# Stated goal:
Faithfully return all lines, omitting every embedded picture.

━━━ Material provided ━━━

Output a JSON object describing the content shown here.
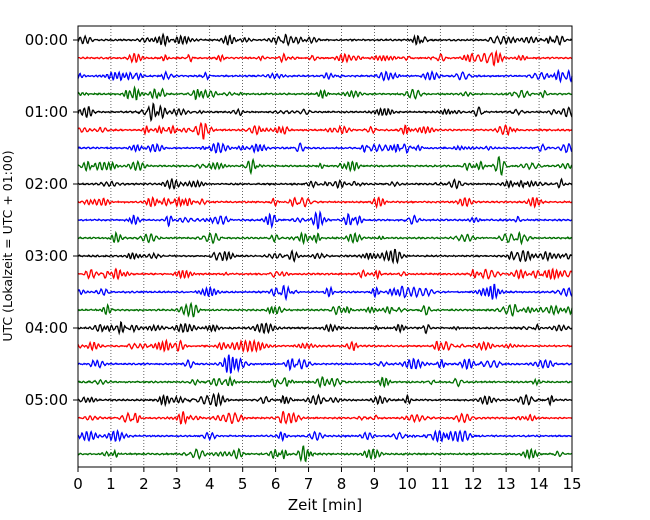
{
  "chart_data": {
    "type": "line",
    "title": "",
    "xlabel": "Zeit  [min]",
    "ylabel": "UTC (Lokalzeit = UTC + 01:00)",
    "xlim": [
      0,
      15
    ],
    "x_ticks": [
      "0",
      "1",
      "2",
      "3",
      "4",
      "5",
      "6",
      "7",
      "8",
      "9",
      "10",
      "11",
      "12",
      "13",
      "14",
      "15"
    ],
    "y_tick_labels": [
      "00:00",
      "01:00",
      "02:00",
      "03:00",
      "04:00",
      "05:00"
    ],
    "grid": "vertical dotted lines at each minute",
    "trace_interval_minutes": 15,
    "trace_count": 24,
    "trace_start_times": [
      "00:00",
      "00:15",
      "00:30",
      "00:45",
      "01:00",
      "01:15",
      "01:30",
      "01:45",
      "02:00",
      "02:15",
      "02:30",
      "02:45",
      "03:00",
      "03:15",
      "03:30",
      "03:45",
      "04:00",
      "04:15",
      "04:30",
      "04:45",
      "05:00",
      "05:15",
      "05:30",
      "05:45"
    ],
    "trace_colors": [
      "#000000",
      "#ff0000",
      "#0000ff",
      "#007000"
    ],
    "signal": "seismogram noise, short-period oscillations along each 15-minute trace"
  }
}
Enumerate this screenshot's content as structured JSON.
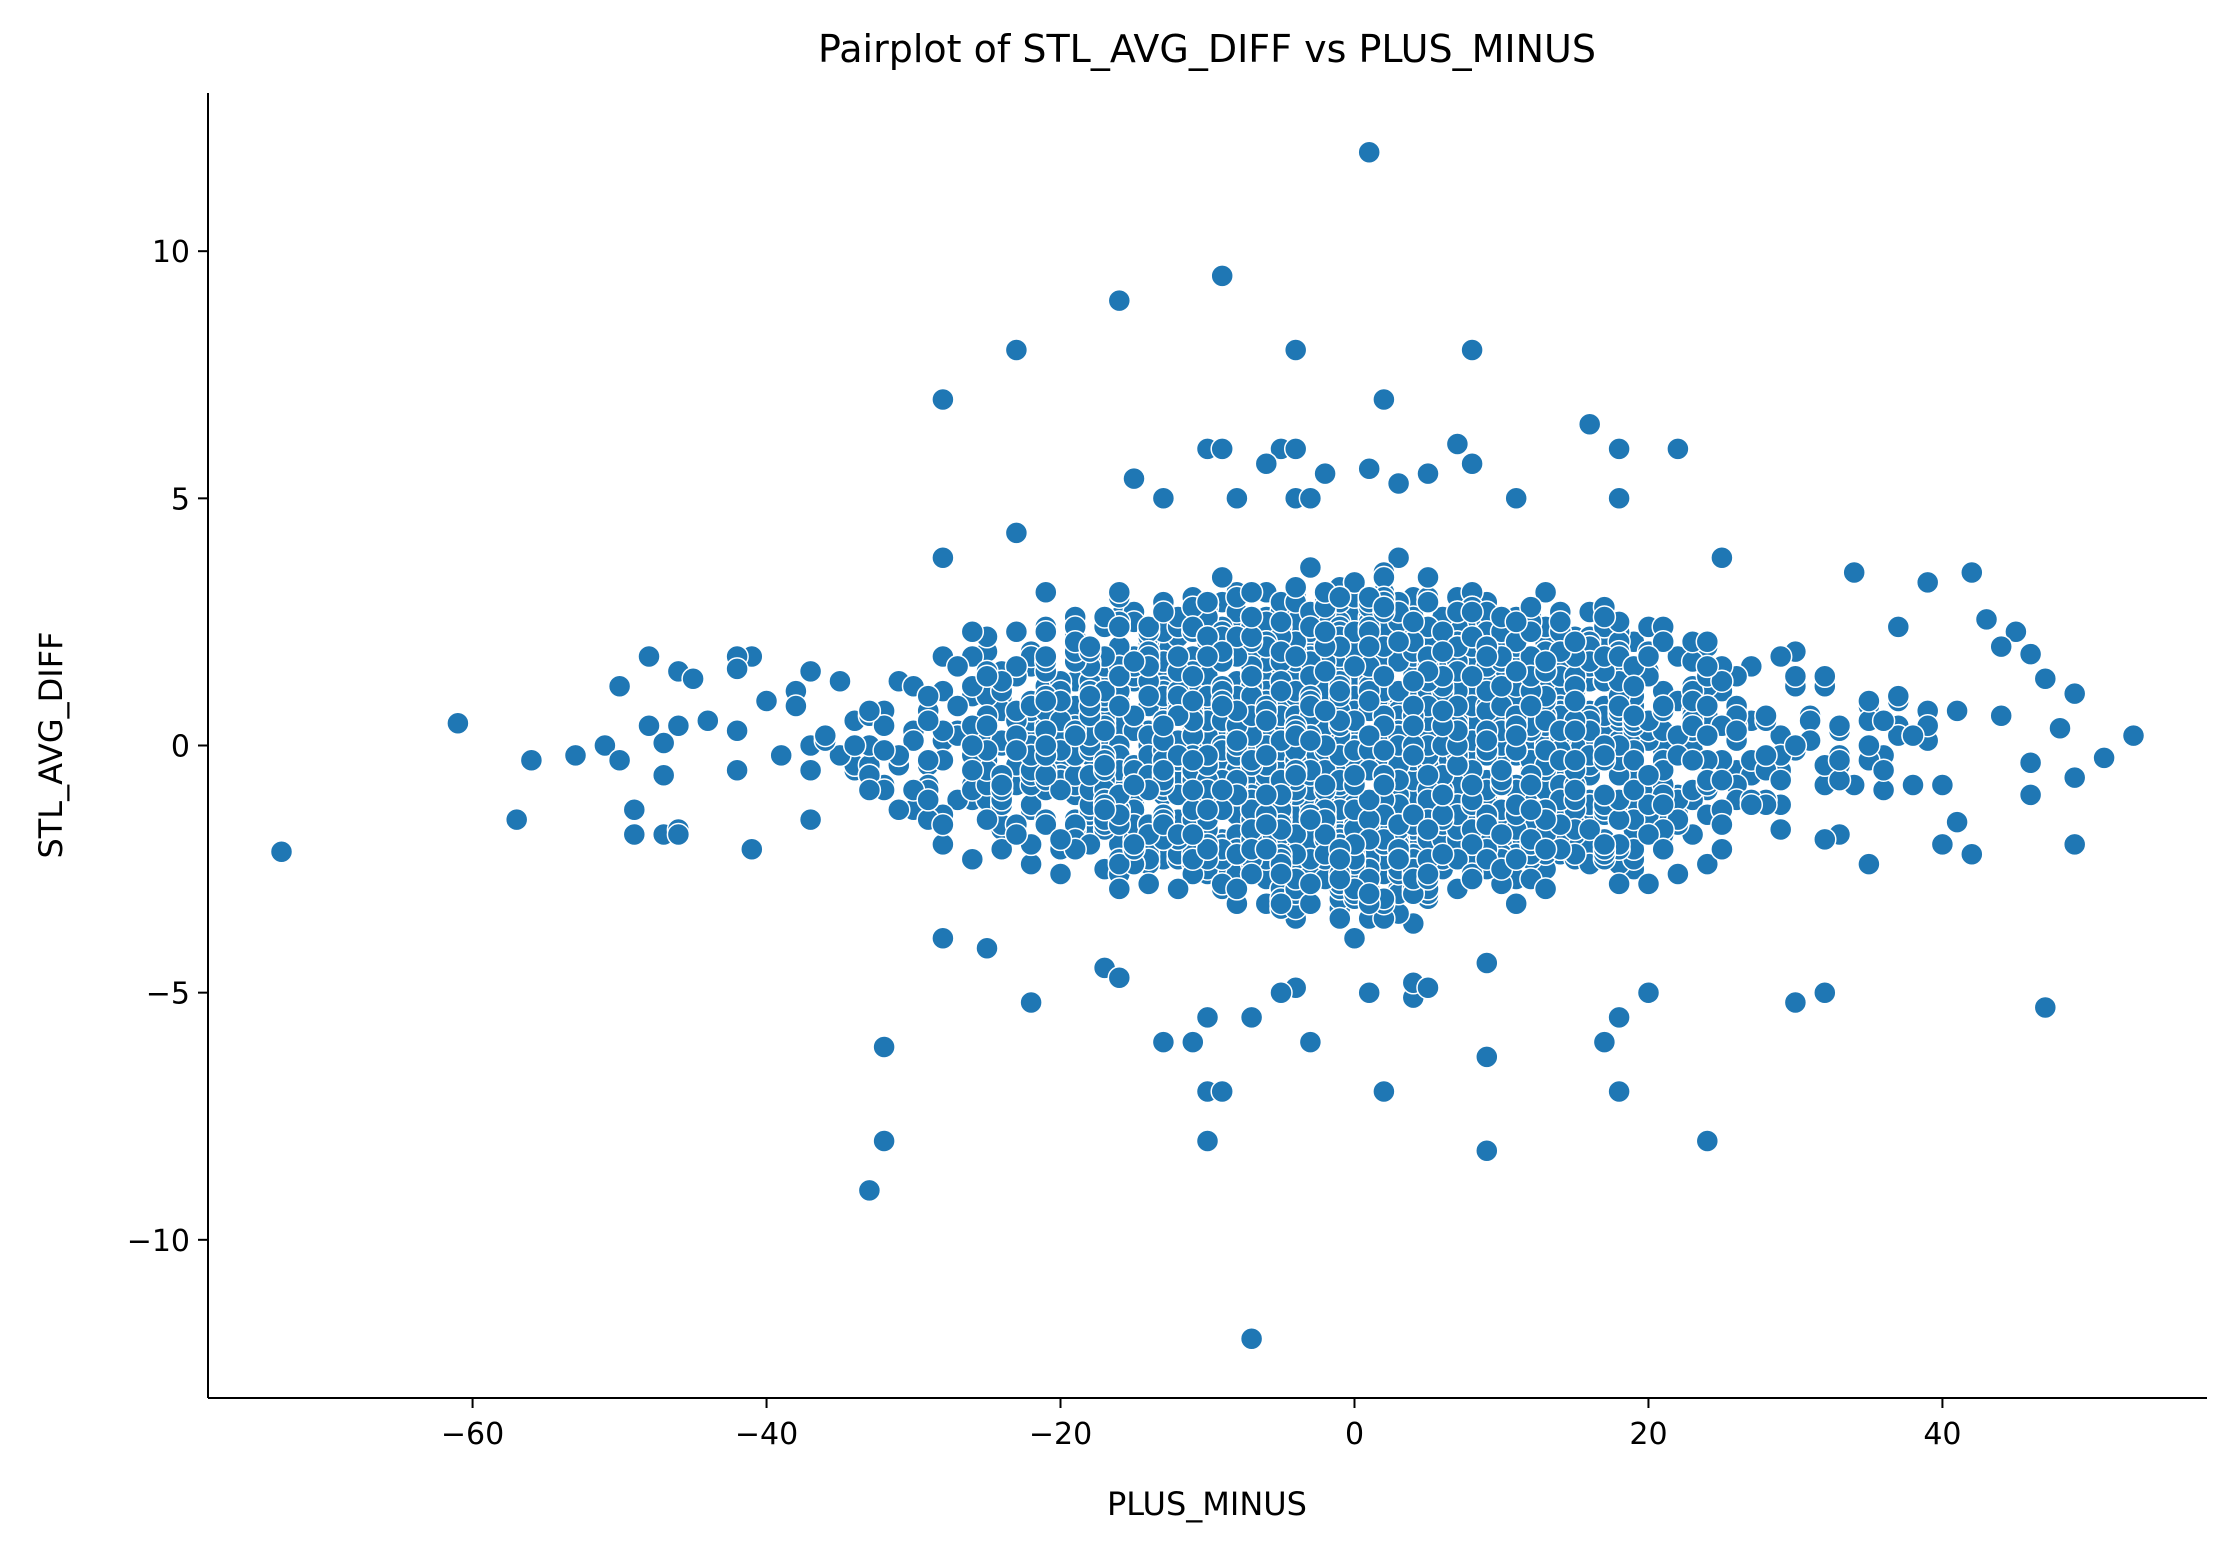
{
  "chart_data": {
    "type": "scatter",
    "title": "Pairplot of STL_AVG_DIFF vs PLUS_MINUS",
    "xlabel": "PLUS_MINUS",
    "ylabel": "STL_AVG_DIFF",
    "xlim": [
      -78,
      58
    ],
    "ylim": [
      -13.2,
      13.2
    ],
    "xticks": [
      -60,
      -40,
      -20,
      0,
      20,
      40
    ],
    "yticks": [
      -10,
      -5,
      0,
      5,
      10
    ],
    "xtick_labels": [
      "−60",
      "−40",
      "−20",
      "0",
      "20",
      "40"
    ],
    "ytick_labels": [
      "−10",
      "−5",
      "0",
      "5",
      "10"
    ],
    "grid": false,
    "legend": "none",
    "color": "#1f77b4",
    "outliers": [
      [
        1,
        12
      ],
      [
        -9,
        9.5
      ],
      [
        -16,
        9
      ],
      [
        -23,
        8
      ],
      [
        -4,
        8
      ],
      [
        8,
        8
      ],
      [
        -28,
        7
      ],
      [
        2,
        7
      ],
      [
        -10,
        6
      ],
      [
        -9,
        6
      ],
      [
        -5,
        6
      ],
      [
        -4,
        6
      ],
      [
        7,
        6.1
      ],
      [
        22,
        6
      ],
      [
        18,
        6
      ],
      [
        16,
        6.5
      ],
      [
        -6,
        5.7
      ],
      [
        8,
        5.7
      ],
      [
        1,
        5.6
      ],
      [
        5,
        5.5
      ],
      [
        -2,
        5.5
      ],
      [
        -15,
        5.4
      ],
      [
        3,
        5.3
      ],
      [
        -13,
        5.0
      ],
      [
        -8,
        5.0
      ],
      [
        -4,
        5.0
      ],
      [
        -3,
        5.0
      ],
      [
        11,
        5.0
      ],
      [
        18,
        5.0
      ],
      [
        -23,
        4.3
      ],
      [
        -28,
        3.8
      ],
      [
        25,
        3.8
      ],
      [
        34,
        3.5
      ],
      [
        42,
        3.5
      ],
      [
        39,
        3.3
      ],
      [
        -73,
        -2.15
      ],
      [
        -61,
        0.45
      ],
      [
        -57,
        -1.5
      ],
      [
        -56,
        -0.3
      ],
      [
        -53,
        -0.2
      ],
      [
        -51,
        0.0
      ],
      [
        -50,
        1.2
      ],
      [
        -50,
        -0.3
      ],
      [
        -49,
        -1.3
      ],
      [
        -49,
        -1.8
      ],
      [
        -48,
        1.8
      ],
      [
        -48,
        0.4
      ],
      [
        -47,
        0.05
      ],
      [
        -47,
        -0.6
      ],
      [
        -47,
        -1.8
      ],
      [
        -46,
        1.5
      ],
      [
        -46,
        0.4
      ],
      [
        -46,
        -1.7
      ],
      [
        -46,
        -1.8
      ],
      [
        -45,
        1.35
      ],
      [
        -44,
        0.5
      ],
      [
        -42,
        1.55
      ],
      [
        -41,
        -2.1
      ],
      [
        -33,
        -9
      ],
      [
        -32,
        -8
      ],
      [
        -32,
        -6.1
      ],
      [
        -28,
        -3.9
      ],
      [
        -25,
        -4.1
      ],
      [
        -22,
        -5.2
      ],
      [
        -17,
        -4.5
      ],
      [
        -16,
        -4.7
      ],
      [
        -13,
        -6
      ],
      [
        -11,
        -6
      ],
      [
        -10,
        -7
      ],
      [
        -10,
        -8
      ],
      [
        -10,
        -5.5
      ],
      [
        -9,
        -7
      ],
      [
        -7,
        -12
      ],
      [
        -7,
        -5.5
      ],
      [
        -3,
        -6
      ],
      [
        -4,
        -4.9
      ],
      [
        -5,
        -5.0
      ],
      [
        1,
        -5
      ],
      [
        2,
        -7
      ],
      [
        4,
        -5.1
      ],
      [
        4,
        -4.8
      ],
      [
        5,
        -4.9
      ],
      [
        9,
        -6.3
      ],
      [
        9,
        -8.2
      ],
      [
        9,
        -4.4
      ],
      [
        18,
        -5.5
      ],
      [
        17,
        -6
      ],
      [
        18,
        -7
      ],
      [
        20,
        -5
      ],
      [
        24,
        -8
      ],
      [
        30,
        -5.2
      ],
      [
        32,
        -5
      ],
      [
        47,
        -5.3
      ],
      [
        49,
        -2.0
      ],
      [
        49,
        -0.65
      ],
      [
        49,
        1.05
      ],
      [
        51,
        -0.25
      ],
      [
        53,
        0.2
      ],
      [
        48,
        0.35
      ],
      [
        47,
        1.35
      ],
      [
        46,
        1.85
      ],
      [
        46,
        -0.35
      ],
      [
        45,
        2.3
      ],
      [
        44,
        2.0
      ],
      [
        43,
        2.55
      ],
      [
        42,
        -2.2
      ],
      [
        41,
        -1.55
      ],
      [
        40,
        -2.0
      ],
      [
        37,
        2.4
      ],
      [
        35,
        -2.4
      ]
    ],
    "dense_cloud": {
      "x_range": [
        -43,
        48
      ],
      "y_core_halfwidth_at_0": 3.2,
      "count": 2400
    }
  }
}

━━━

# Worked answer:
Output a JSON object describing the content shown here.
{
  "chart_data": {
    "type": "line",
    "title": "",
    "xlabel": "Zeit  [min]",
    "ylabel": "UTC (Lokalzeit = UTC + 01:00)",
    "xlim": [
      0,
      15
    ],
    "x_ticks": [
      "0",
      "1",
      "2",
      "3",
      "4",
      "5",
      "6",
      "7",
      "8",
      "9",
      "10",
      "11",
      "12",
      "13",
      "14",
      "15"
    ],
    "y_tick_labels": [
      "00:00",
      "01:00",
      "02:00",
      "03:00",
      "04:00",
      "05:00"
    ],
    "grid": "vertical dotted lines at each minute",
    "trace_interval_minutes": 15,
    "trace_count": 24,
    "trace_start_times": [
      "00:00",
      "00:15",
      "00:30",
      "00:45",
      "01:00",
      "01:15",
      "01:30",
      "01:45",
      "02:00",
      "02:15",
      "02:30",
      "02:45",
      "03:00",
      "03:15",
      "03:30",
      "03:45",
      "04:00",
      "04:15",
      "04:30",
      "04:45",
      "05:00",
      "05:15",
      "05:30",
      "05:45"
    ],
    "trace_colors": [
      "#000000",
      "#ff0000",
      "#0000ff",
      "#007000"
    ],
    "signal": "seismogram noise, short-period oscillations along each 15-minute trace"
  }
}
Enumerate this screenshot's content as structured JSON.
{
  "chart_data": {
    "type": "scatter",
    "title": "Pairplot of STL_AVG_DIFF vs PLUS_MINUS",
    "xlabel": "PLUS_MINUS",
    "ylabel": "STL_AVG_DIFF",
    "xlim": [
      -78,
      58
    ],
    "ylim": [
      -13.2,
      13.2
    ],
    "xticks": [
      -60,
      -40,
      -20,
      0,
      20,
      40
    ],
    "yticks": [
      -10,
      -5,
      0,
      5,
      10
    ],
    "xtick_labels": [
      "−60",
      "−40",
      "−20",
      "0",
      "20",
      "40"
    ],
    "ytick_labels": [
      "−10",
      "−5",
      "0",
      "5",
      "10"
    ],
    "grid": false,
    "legend": "none",
    "color": "#1f77b4",
    "outliers": [
      [
        1,
        12
      ],
      [
        -9,
        9.5
      ],
      [
        -16,
        9
      ],
      [
        -23,
        8
      ],
      [
        -4,
        8
      ],
      [
        8,
        8
      ],
      [
        -28,
        7
      ],
      [
        2,
        7
      ],
      [
        -10,
        6
      ],
      [
        -9,
        6
      ],
      [
        -5,
        6
      ],
      [
        -4,
        6
      ],
      [
        7,
        6.1
      ],
      [
        22,
        6
      ],
      [
        18,
        6
      ],
      [
        16,
        6.5
      ],
      [
        -6,
        5.7
      ],
      [
        8,
        5.7
      ],
      [
        1,
        5.6
      ],
      [
        5,
        5.5
      ],
      [
        -2,
        5.5
      ],
      [
        -15,
        5.4
      ],
      [
        3,
        5.3
      ],
      [
        -13,
        5.0
      ],
      [
        -8,
        5.0
      ],
      [
        -4,
        5.0
      ],
      [
        -3,
        5.0
      ],
      [
        11,
        5.0
      ],
      [
        18,
        5.0
      ],
      [
        -23,
        4.3
      ],
      [
        -28,
        3.8
      ],
      [
        25,
        3.8
      ],
      [
        34,
        3.5
      ],
      [
        42,
        3.5
      ],
      [
        39,
        3.3
      ],
      [
        -73,
        -2.15
      ],
      [
        -61,
        0.45
      ],
      [
        -57,
        -1.5
      ],
      [
        -56,
        -0.3
      ],
      [
        -53,
        -0.2
      ],
      [
        -51,
        0.0
      ],
      [
        -50,
        1.2
      ],
      [
        -50,
        -0.3
      ],
      [
        -49,
        -1.3
      ],
      [
        -49,
        -1.8
      ],
      [
        -48,
        1.8
      ],
      [
        -48,
        0.4
      ],
      [
        -47,
        0.05
      ],
      [
        -47,
        -0.6
      ],
      [
        -47,
        -1.8
      ],
      [
        -46,
        1.5
      ],
      [
        -46,
        0.4
      ],
      [
        -46,
        -1.7
      ],
      [
        -46,
        -1.8
      ],
      [
        -45,
        1.35
      ],
      [
        -44,
        0.5
      ],
      [
        -42,
        1.55
      ],
      [
        -41,
        -2.1
      ],
      [
        -33,
        -9
      ],
      [
        -32,
        -8
      ],
      [
        -32,
        -6.1
      ],
      [
        -28,
        -3.9
      ],
      [
        -25,
        -4.1
      ],
      [
        -22,
        -5.2
      ],
      [
        -17,
        -4.5
      ],
      [
        -16,
        -4.7
      ],
      [
        -13,
        -6
      ],
      [
        -11,
        -6
      ],
      [
        -10,
        -7
      ],
      [
        -10,
        -8
      ],
      [
        -10,
        -5.5
      ],
      [
        -9,
        -7
      ],
      [
        -7,
        -12
      ],
      [
        -7,
        -5.5
      ],
      [
        -3,
        -6
      ],
      [
        -4,
        -4.9
      ],
      [
        -5,
        -5.0
      ],
      [
        1,
        -5
      ],
      [
        2,
        -7
      ],
      [
        4,
        -5.1
      ],
      [
        4,
        -4.8
      ],
      [
        5,
        -4.9
      ],
      [
        9,
        -6.3
      ],
      [
        9,
        -8.2
      ],
      [
        9,
        -4.4
      ],
      [
        18,
        -5.5
      ],
      [
        17,
        -6
      ],
      [
        18,
        -7
      ],
      [
        20,
        -5
      ],
      [
        24,
        -8
      ],
      [
        30,
        -5.2
      ],
      [
        32,
        -5
      ],
      [
        47,
        -5.3
      ],
      [
        49,
        -2.0
      ],
      [
        49,
        -0.65
      ],
      [
        49,
        1.05
      ],
      [
        51,
        -0.25
      ],
      [
        53,
        0.2
      ],
      [
        48,
        0.35
      ],
      [
        47,
        1.35
      ],
      [
        46,
        1.85
      ],
      [
        46,
        -0.35
      ],
      [
        45,
        2.3
      ],
      [
        44,
        2.0
      ],
      [
        43,
        2.55
      ],
      [
        42,
        -2.2
      ],
      [
        41,
        -1.55
      ],
      [
        40,
        -2.0
      ],
      [
        37,
        2.4
      ],
      [
        35,
        -2.4
      ]
    ],
    "dense_cloud": {
      "x_range": [
        -43,
        48
      ],
      "y_core_halfwidth_at_0": 3.2,
      "count": 2400
    }
  }
}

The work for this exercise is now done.